● **WHAT IS NEEDED**: The records below are to be copied word for word, with every picture left out.

-- Start RECORD EXCERPTS --

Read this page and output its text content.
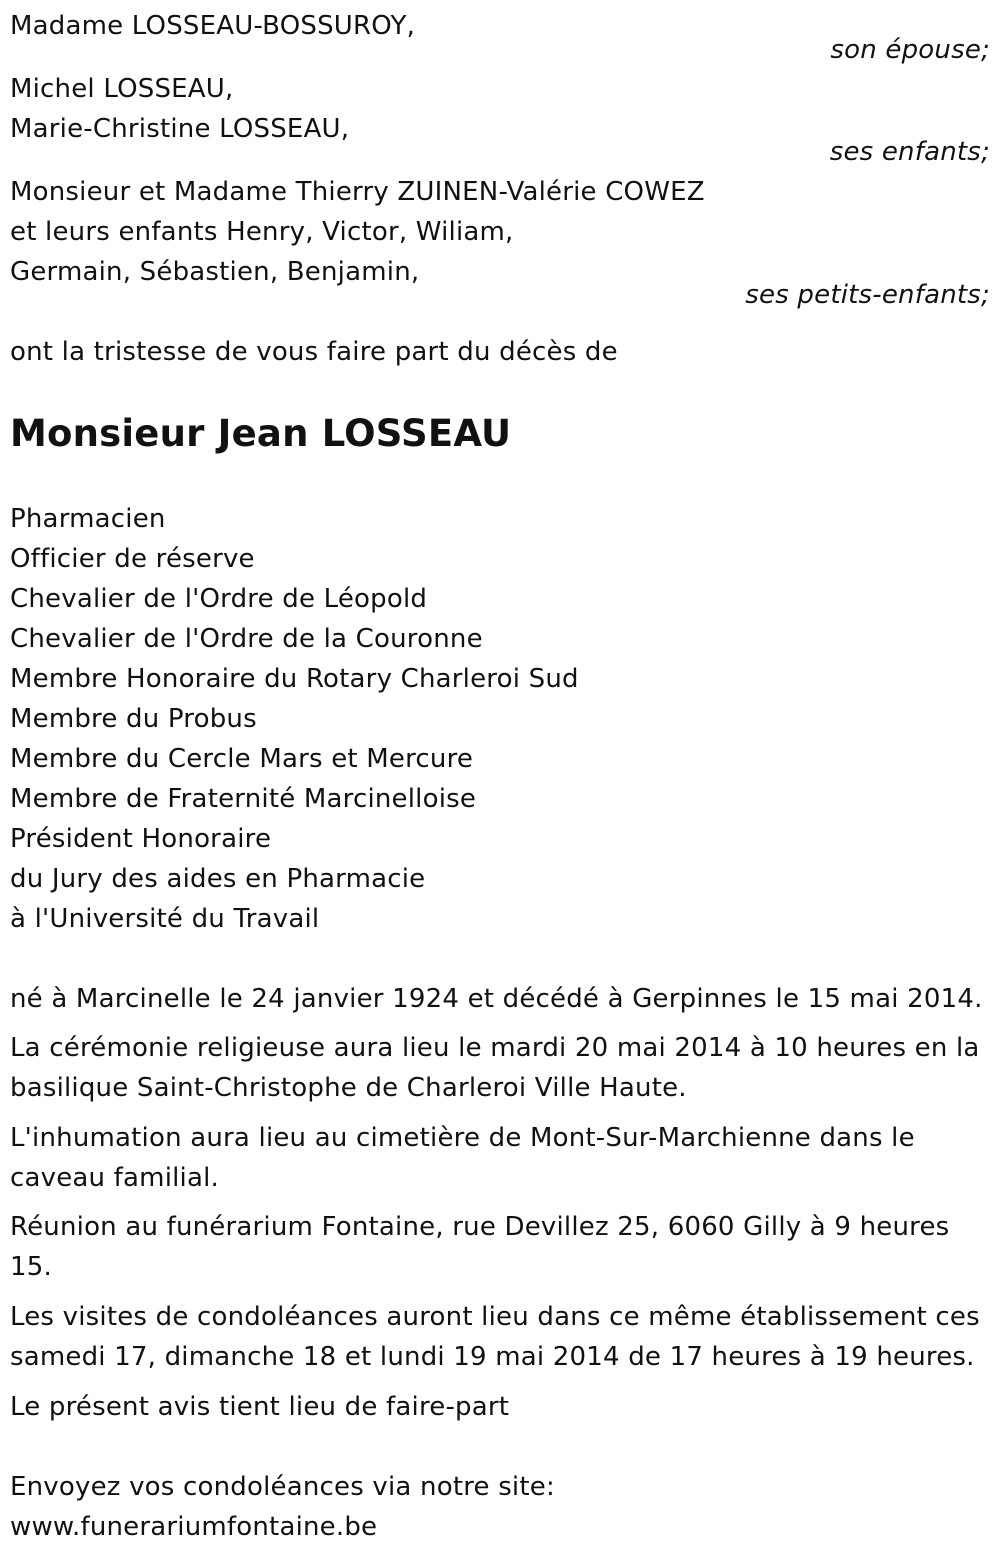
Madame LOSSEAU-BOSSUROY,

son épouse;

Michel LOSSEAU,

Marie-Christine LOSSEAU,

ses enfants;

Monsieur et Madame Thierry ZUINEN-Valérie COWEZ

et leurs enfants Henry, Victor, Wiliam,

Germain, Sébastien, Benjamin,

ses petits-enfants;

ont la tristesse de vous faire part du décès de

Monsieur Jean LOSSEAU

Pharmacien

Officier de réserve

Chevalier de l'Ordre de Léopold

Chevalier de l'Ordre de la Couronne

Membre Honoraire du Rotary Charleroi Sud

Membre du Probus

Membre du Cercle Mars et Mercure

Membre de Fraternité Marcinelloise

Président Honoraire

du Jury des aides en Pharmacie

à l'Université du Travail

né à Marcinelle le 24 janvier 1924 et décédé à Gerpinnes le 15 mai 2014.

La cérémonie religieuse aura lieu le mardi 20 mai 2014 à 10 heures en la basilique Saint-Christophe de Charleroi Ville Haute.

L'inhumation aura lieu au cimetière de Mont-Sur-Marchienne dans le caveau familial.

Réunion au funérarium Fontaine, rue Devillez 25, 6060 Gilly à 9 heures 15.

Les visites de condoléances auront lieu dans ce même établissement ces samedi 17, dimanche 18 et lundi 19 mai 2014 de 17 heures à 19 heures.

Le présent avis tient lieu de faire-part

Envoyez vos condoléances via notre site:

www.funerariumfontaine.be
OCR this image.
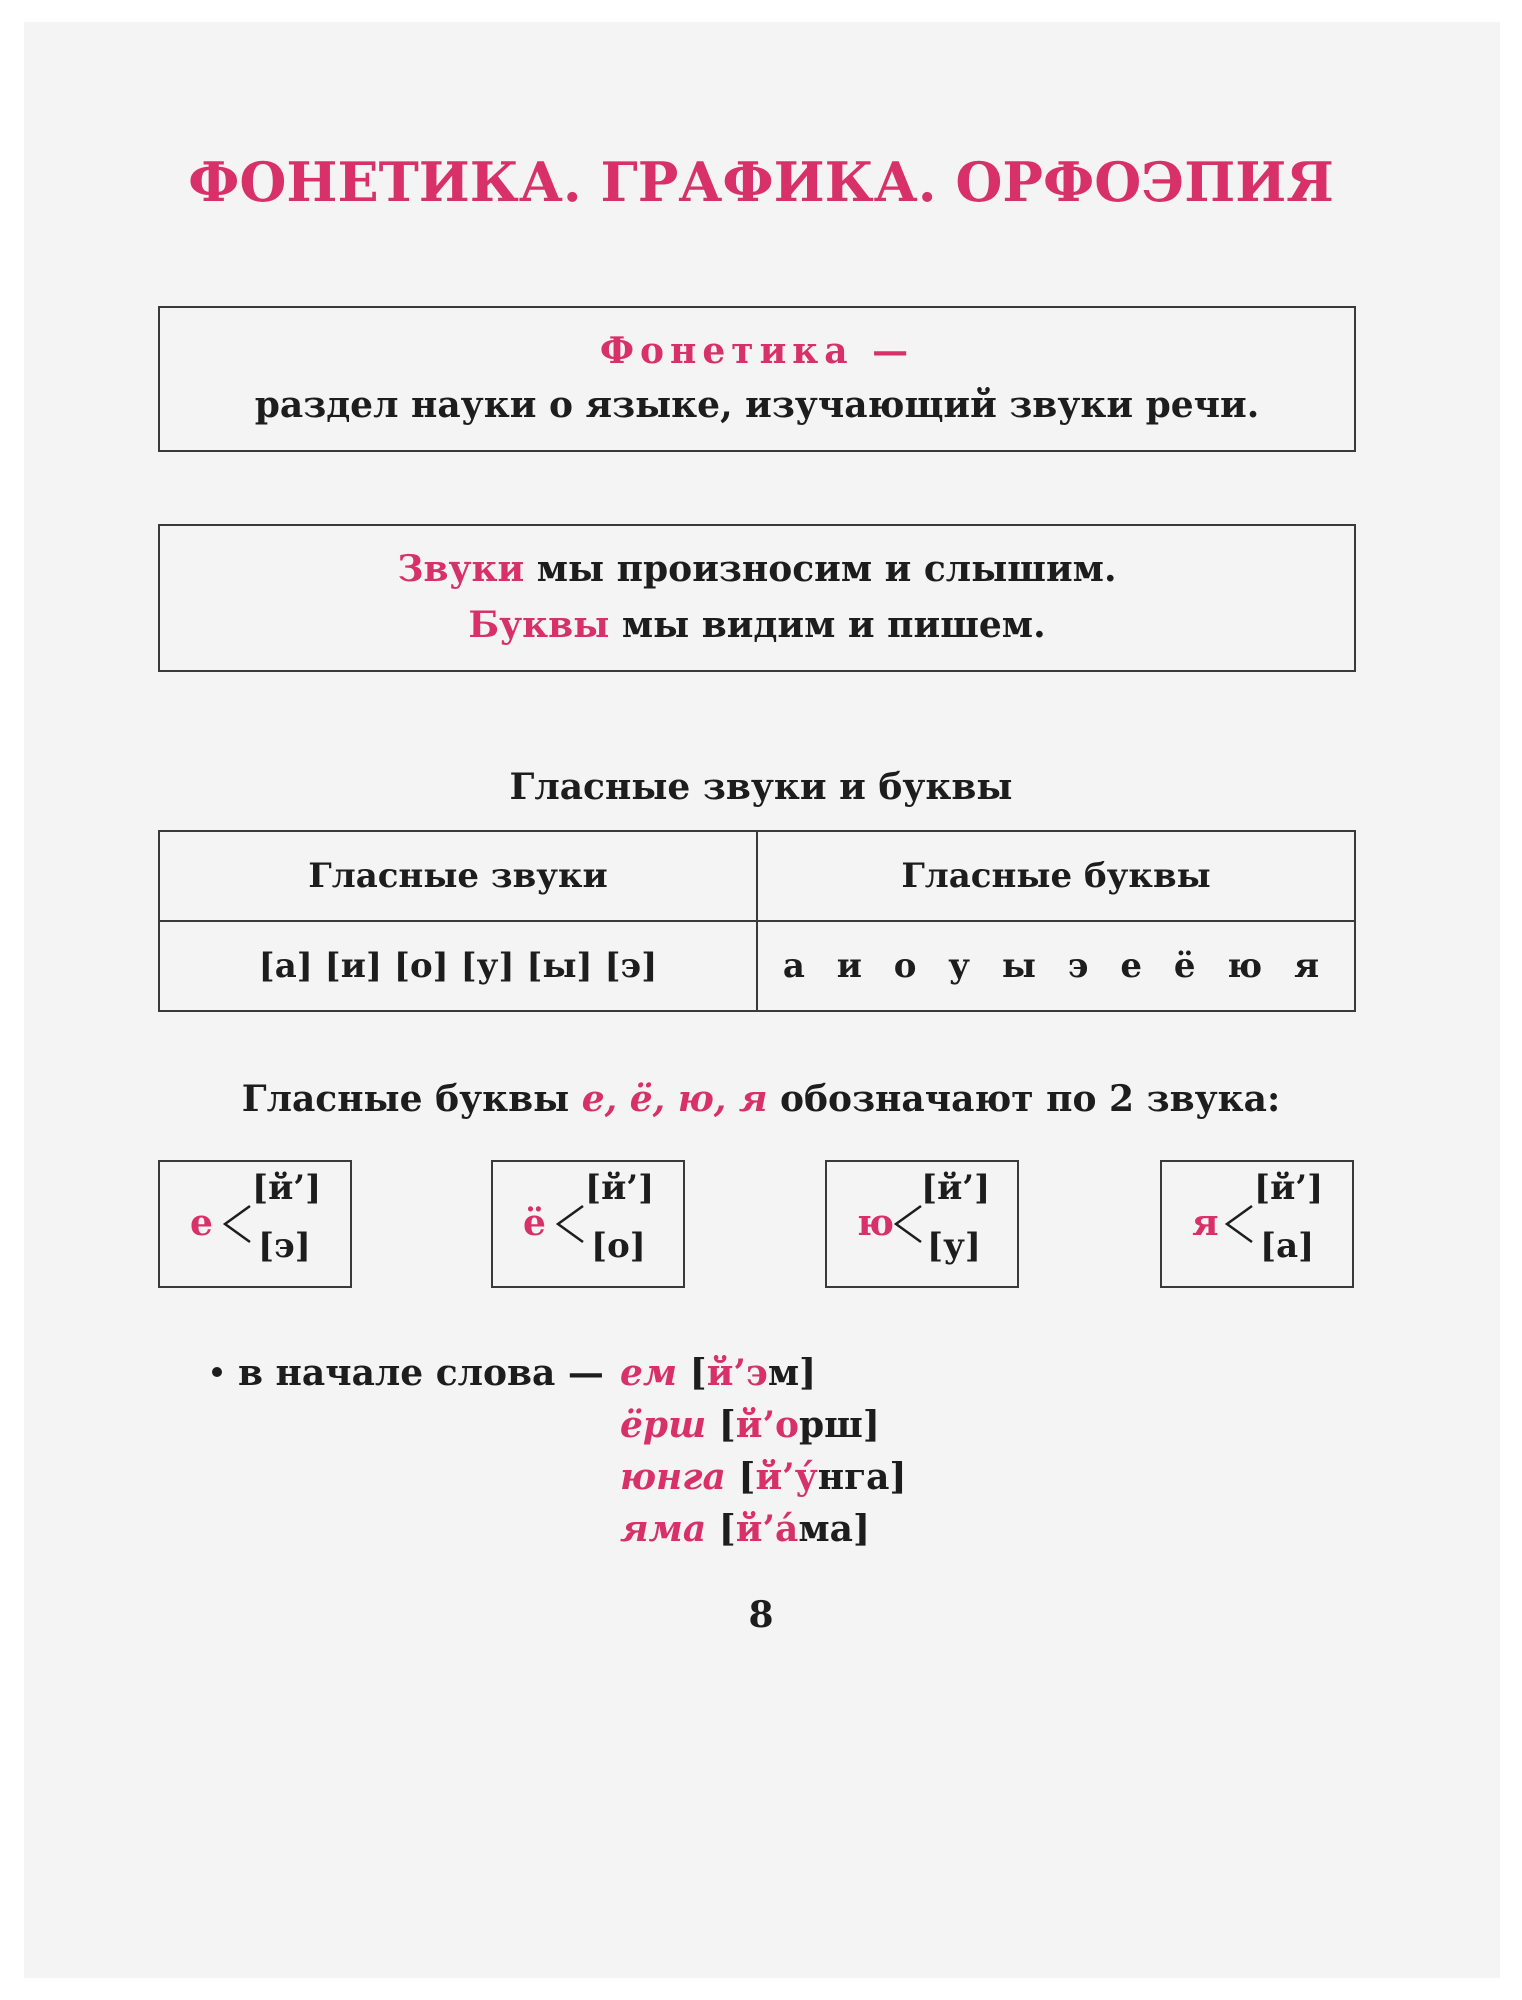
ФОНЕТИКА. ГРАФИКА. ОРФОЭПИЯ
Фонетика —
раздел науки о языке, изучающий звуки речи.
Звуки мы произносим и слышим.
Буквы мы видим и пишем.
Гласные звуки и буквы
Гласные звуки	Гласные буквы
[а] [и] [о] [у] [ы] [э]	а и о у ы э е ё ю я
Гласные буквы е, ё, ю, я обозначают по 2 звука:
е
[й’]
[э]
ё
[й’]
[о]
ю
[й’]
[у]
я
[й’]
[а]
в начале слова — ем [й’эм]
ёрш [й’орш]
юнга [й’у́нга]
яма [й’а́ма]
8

-- End RECORD EXCERPTS --

● **COMPLETED TASK**:
Read this page and output its text content.
Madame LOSSEAU-BOSSUROY,

son épouse;

Michel LOSSEAU,

Marie-Christine LOSSEAU,

ses enfants;

Monsieur et Madame Thierry ZUINEN-Valérie COWEZ

et leurs enfants Henry, Victor, Wiliam,

Germain, Sébastien, Benjamin,

ses petits-enfants;

ont la tristesse de vous faire part du décès de

Monsieur Jean LOSSEAU

Pharmacien

Officier de réserve

Chevalier de l'Ordre de Léopold

Chevalier de l'Ordre de la Couronne

Membre Honoraire du Rotary Charleroi Sud

Membre du Probus

Membre du Cercle Mars et Mercure

Membre de Fraternité Marcinelloise

Président Honoraire

du Jury des aides en Pharmacie

à l'Université du Travail

né à Marcinelle le 24 janvier 1924 et décédé à Gerpinnes le 15 mai 2014.

La cérémonie religieuse aura lieu le mardi 20 mai 2014 à 10 heures en la basilique Saint-Christophe de Charleroi Ville Haute.

L'inhumation aura lieu au cimetière de Mont-Sur-Marchienne dans le caveau familial.

Réunion au funérarium Fontaine, rue Devillez 25, 6060 Gilly à 9 heures 15.

Les visites de condoléances auront lieu dans ce même établissement ces samedi 17, dimanche 18 et lundi 19 mai 2014 de 17 heures à 19 heures.

Le présent avis tient lieu de faire-part

Envoyez vos condoléances via notre site:

www.funerariumfontaine.be
OCR this image.
ФОНЕТИКА. ГРАФИКА. ОРФОЭПИЯ
Фонетика —
раздел науки о языке, изучающий звуки речи.
Звуки мы произносим и слышим.
Буквы мы видим и пишем.
Гласные звуки и буквы
Гласные звуки	Гласные буквы
[а] [и] [о] [у] [ы] [э]	а и о у ы э е ё ю я
Гласные буквы е, ё, ю, я обозначают по 2 звука:
е
[й’]
[э]
ё
[й’]
[о]
ю
[й’]
[у]
я
[й’]
[а]
в начале слова — ем [й’эм]
ёрш [й’орш]
юнга [й’у́нга]
яма [й’а́ма]
8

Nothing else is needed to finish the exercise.